Extracted data entries:
↓↓↓
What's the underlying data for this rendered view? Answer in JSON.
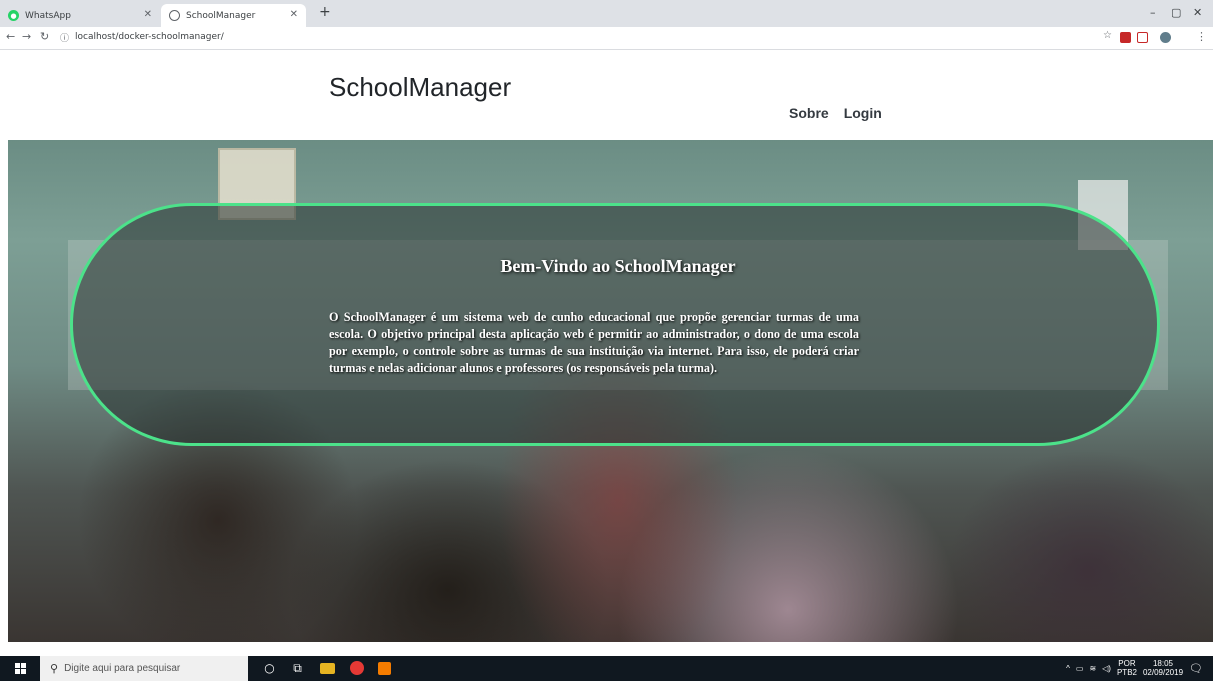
{
  "browser": {
    "tabs": [
      {
        "title": "WhatsApp",
        "icon": "whatsapp-icon"
      },
      {
        "title": "SchoolManager",
        "icon": "globe-icon"
      }
    ],
    "new_tab": "+",
    "url": "localhost/docker-schoolmanager/",
    "win_min": "–",
    "win_max": "▢",
    "win_close": "✕"
  },
  "site": {
    "title": "SchoolManager",
    "nav": {
      "about": "Sobre",
      "login": "Login"
    },
    "accent": "#4ce28a"
  },
  "hero": {
    "heading": "Bem-Vindo ao SchoolManager",
    "text": "O SchoolManager é um sistema web de cunho educacional que propõe gerenciar turmas de uma escola. O objetivo principal desta aplicação web é permitir ao administrador, o dono de uma escola por exemplo, o controle sobre as turmas de sua instituição via internet. Para isso, ele poderá criar turmas e nelas adicionar alunos e professores (os responsáveis pela turma)."
  },
  "taskbar": {
    "search_placeholder": "Digite aqui para pesquisar",
    "lang": "POR",
    "layout": "PTB2",
    "time": "18:05",
    "date": "02/09/2019"
  }
}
↑↑↑
# Directions
Print each of the records above exactly as written, leaving no picture in the copy.

# Written solution
What's the underlying data for this rendered view? Answer in JSON.
{
  "browser": {
    "tabs": [
      {
        "title": "WhatsApp",
        "icon": "whatsapp-icon"
      },
      {
        "title": "SchoolManager",
        "icon": "globe-icon"
      }
    ],
    "new_tab": "+",
    "url": "localhost/docker-schoolmanager/",
    "win_min": "–",
    "win_max": "▢",
    "win_close": "✕"
  },
  "site": {
    "title": "SchoolManager",
    "nav": {
      "about": "Sobre",
      "login": "Login"
    },
    "accent": "#4ce28a"
  },
  "hero": {
    "heading": "Bem-Vindo ao SchoolManager",
    "text": "O SchoolManager é um sistema web de cunho educacional que propõe gerenciar turmas de uma escola. O objetivo principal desta aplicação web é permitir ao administrador, o dono de uma escola por exemplo, o controle sobre as turmas de sua instituição via internet. Para isso, ele poderá criar turmas e nelas adicionar alunos e professores (os responsáveis pela turma)."
  },
  "taskbar": {
    "search_placeholder": "Digite aqui para pesquisar",
    "lang": "POR",
    "layout": "PTB2",
    "time": "18:05",
    "date": "02/09/2019"
  }
}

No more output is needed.